*Records for the exercise*
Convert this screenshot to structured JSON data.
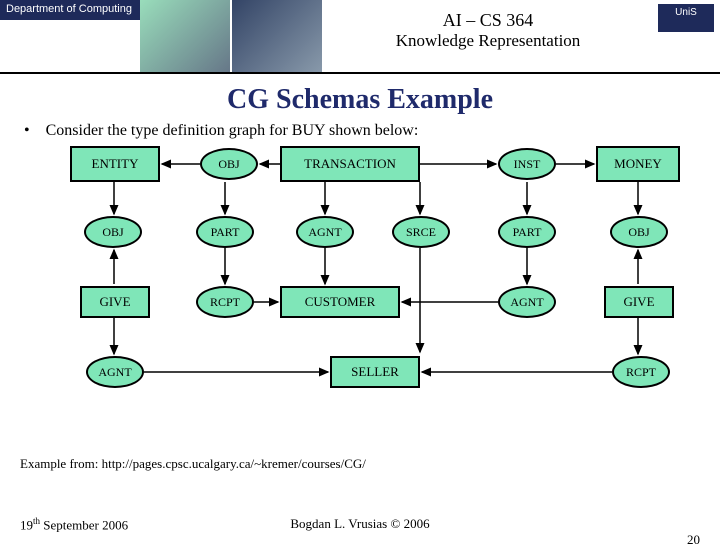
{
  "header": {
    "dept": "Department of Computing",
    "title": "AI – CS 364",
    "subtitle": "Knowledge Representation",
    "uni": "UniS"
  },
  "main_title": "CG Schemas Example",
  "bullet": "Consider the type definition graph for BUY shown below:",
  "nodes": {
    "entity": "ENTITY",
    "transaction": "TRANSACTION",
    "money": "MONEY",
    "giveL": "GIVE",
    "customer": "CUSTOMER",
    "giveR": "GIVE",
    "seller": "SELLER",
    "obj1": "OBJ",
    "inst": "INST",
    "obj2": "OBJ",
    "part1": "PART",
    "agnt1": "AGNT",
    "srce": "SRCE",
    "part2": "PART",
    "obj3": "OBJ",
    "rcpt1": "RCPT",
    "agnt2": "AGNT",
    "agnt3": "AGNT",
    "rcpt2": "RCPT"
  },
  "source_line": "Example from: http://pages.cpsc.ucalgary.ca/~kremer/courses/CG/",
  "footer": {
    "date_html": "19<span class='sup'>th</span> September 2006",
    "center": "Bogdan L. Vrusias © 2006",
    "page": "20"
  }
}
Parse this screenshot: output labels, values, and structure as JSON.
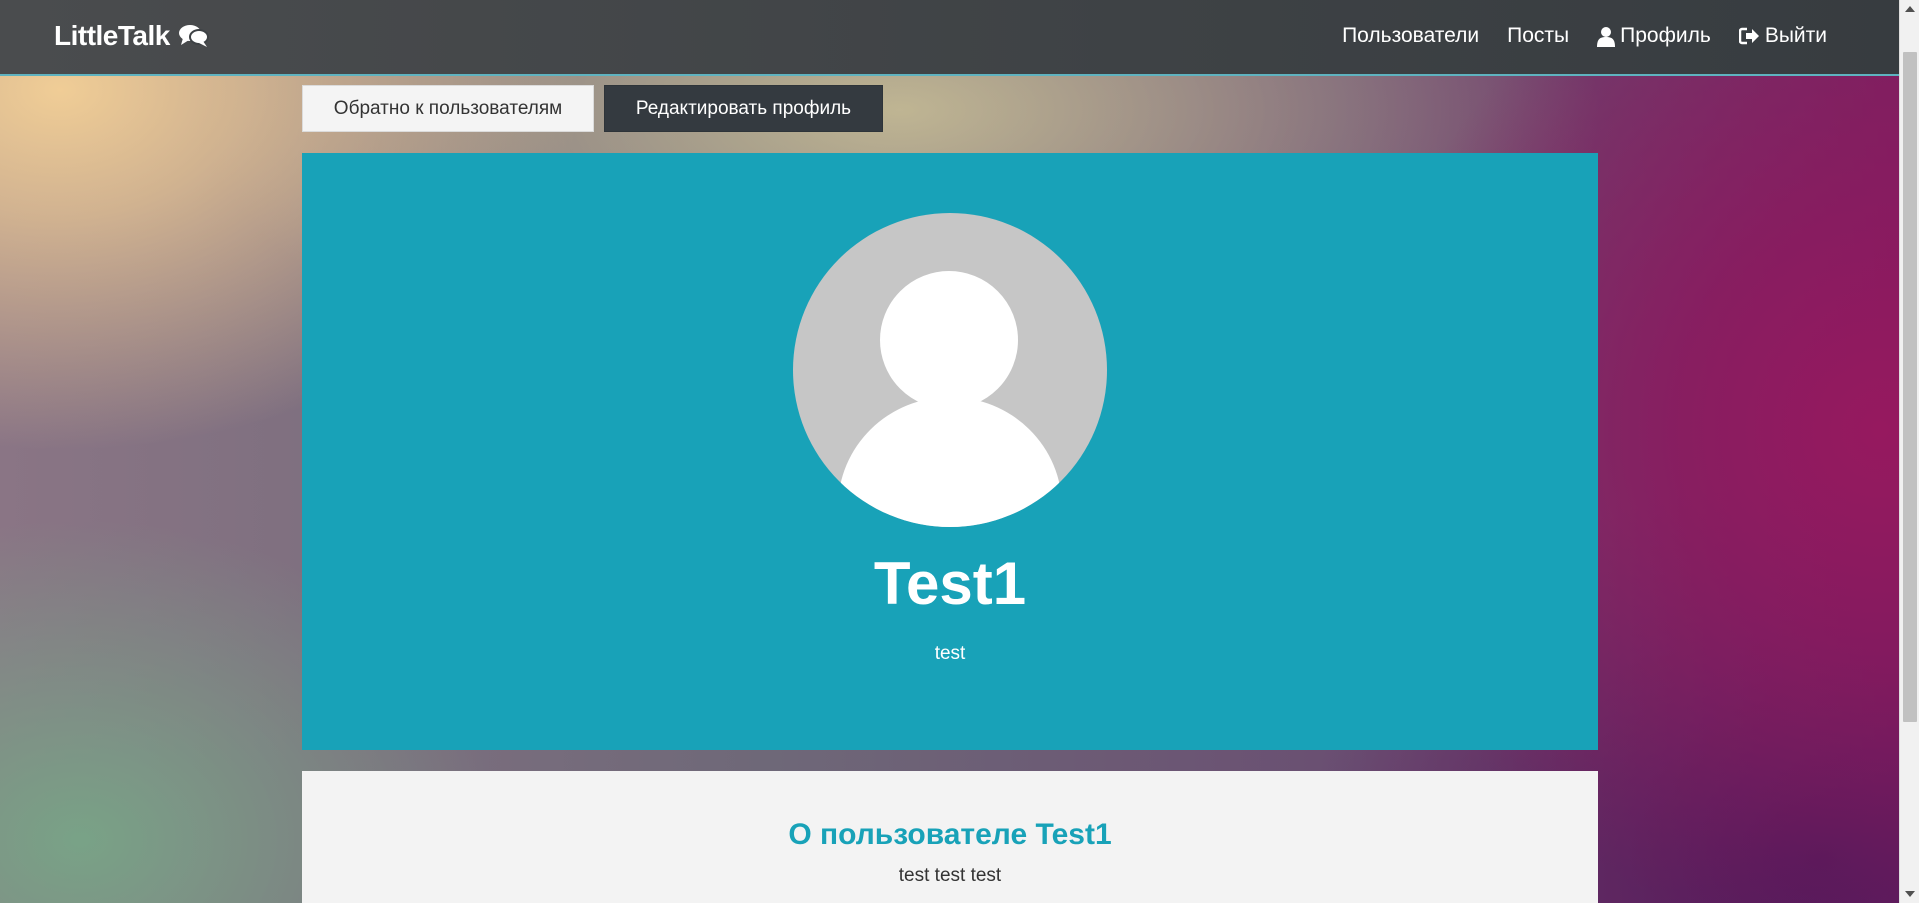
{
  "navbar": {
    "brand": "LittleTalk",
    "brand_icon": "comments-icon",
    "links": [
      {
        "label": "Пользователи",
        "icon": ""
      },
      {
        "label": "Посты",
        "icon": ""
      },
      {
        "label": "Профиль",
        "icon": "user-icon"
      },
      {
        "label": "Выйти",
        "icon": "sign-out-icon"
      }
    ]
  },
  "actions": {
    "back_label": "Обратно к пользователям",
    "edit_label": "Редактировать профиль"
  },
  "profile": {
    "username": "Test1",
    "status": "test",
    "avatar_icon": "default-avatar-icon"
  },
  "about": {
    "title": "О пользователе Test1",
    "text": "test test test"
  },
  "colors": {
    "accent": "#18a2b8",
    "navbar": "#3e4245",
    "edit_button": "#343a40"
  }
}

*Problem description*
Quote the data above in full, leaving out the pictures it holds.

*Reply*
Convert this screenshot to structured JSON data.
{
  "header": {
    "dept": "Department of Computing",
    "title": "AI – CS 364",
    "subtitle": "Knowledge Representation",
    "uni": "UniS"
  },
  "main_title": "CG Schemas Example",
  "bullet": "Consider the type definition graph for BUY shown below:",
  "nodes": {
    "entity": "ENTITY",
    "transaction": "TRANSACTION",
    "money": "MONEY",
    "giveL": "GIVE",
    "customer": "CUSTOMER",
    "giveR": "GIVE",
    "seller": "SELLER",
    "obj1": "OBJ",
    "inst": "INST",
    "obj2": "OBJ",
    "part1": "PART",
    "agnt1": "AGNT",
    "srce": "SRCE",
    "part2": "PART",
    "obj3": "OBJ",
    "rcpt1": "RCPT",
    "agnt2": "AGNT",
    "agnt3": "AGNT",
    "rcpt2": "RCPT"
  },
  "source_line": "Example from: http://pages.cpsc.ucalgary.ca/~kremer/courses/CG/",
  "footer": {
    "date_html": "19<span class='sup'>th</span> September 2006",
    "center": "Bogdan L. Vrusias © 2006",
    "page": "20"
  }
}
Parse this screenshot: output labels, values, and structure as JSON.
{
  "navbar": {
    "brand": "LittleTalk",
    "brand_icon": "comments-icon",
    "links": [
      {
        "label": "Пользователи",
        "icon": ""
      },
      {
        "label": "Посты",
        "icon": ""
      },
      {
        "label": "Профиль",
        "icon": "user-icon"
      },
      {
        "label": "Выйти",
        "icon": "sign-out-icon"
      }
    ]
  },
  "actions": {
    "back_label": "Обратно к пользователям",
    "edit_label": "Редактировать профиль"
  },
  "profile": {
    "username": "Test1",
    "status": "test",
    "avatar_icon": "default-avatar-icon"
  },
  "about": {
    "title": "О пользователе Test1",
    "text": "test test test"
  },
  "colors": {
    "accent": "#18a2b8",
    "navbar": "#3e4245",
    "edit_button": "#343a40"
  }
}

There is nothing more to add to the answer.